■ **Data extract**:
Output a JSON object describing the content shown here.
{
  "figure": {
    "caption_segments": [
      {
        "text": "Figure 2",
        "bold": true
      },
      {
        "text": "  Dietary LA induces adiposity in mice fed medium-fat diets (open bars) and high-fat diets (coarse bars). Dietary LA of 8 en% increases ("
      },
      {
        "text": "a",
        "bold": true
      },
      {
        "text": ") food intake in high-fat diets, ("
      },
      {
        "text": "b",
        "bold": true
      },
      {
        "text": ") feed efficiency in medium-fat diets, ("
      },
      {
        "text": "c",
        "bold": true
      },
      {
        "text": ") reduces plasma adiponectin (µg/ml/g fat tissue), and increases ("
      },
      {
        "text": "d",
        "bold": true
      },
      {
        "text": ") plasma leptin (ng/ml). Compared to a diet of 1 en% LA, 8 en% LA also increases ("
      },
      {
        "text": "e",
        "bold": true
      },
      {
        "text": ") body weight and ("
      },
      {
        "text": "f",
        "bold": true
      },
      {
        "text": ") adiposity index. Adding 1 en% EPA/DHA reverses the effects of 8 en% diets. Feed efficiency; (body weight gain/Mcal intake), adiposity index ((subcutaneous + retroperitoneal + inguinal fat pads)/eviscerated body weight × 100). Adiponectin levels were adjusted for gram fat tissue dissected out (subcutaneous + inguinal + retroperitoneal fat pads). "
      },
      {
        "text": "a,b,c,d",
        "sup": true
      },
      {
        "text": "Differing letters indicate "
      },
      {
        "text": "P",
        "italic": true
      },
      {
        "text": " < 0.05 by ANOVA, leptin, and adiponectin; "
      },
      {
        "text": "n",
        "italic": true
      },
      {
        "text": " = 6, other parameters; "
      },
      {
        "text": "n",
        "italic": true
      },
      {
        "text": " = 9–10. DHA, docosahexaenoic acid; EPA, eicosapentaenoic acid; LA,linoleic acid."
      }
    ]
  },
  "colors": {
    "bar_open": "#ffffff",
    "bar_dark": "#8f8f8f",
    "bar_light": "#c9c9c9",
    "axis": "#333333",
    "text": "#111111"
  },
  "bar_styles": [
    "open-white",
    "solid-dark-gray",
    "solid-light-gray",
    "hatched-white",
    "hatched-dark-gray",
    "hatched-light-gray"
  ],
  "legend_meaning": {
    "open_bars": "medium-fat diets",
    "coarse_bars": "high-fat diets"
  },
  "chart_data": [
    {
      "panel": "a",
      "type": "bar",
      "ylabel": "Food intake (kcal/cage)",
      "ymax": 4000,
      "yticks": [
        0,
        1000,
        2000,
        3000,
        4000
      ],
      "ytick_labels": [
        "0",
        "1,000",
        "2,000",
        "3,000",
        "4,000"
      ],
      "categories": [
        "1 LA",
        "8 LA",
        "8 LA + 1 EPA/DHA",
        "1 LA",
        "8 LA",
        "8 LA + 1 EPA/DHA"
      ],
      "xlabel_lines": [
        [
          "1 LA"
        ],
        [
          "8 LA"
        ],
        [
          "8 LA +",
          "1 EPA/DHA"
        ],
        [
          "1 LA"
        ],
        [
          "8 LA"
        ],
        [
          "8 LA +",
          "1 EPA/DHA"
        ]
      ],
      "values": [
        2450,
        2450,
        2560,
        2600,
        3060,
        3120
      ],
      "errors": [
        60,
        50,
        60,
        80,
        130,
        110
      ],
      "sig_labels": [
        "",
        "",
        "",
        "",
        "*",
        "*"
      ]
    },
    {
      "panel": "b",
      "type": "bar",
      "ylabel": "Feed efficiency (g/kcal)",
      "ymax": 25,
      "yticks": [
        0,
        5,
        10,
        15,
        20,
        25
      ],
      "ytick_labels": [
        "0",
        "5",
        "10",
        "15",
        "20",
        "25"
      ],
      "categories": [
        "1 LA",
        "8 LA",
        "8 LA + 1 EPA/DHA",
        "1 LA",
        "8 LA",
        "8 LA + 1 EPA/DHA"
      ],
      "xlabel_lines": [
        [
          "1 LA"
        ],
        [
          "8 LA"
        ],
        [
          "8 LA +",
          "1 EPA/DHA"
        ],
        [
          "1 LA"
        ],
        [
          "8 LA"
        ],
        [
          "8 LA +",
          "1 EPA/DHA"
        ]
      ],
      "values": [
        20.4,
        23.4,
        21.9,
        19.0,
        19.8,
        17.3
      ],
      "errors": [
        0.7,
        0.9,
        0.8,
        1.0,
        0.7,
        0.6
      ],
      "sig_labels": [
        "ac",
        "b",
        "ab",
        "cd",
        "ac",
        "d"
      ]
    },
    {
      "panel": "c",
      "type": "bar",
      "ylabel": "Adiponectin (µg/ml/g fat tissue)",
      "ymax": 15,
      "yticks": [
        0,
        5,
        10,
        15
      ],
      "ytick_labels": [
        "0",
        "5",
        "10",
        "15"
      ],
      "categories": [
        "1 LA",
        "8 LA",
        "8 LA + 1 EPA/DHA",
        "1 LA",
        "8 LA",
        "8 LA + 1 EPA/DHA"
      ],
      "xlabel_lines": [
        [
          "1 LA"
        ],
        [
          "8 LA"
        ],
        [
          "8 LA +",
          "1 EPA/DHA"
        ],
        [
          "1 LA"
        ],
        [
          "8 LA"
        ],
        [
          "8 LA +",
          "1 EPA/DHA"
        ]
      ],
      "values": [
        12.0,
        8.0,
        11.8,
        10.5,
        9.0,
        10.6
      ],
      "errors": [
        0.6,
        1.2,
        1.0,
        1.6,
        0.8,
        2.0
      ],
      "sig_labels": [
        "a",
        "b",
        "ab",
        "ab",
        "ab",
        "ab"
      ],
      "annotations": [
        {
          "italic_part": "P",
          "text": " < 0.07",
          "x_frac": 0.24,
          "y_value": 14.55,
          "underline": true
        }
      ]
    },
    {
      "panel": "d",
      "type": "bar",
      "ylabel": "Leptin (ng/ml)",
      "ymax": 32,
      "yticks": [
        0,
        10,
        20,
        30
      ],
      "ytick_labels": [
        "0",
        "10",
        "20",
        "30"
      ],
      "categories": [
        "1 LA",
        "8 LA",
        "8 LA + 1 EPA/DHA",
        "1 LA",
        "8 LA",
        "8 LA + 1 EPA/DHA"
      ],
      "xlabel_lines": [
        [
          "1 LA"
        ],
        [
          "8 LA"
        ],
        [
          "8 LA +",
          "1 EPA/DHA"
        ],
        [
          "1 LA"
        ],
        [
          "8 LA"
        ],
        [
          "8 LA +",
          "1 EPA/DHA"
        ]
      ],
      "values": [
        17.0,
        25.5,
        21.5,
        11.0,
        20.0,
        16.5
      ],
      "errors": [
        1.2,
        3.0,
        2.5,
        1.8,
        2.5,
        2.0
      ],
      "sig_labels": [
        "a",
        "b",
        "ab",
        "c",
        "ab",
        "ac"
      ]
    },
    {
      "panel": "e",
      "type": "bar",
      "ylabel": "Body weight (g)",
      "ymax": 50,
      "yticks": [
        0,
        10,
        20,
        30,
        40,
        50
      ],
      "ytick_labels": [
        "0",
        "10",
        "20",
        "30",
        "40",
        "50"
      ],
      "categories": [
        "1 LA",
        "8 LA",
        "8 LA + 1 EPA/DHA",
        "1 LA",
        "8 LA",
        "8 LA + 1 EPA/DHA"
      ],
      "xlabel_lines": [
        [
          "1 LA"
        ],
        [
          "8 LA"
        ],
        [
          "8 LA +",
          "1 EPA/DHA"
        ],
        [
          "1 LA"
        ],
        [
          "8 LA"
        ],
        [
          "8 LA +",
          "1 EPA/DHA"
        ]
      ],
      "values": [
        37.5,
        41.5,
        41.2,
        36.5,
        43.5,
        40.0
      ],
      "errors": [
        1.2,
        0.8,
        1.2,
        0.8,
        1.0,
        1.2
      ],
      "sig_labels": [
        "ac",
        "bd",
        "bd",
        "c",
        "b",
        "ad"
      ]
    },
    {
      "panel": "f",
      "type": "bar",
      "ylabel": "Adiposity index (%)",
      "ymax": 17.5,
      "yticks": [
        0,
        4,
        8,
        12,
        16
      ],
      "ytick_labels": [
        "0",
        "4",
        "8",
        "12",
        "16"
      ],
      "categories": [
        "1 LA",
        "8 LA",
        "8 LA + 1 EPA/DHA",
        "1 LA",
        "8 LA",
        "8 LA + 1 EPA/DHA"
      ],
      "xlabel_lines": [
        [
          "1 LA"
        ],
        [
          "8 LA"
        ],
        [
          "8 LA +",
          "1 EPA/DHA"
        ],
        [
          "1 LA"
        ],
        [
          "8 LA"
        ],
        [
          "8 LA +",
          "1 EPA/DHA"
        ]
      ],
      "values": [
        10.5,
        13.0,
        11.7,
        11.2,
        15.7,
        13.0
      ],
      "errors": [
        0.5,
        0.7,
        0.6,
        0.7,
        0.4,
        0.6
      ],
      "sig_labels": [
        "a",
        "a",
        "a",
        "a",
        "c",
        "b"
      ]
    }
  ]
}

■ **What the task requires**: Pick out and copy every line that contains the word "medium".

■ **Answer in full**:
        "text": "  Dietary LA induces adiposity in mice fed medium-fat diets (open bars) and high-fat diets (coarse bars). Dietary LA of 8 en% increases ("
        "text": ") feed efficiency in medium-fat diets, ("
    "open_bars": "medium-fat diets",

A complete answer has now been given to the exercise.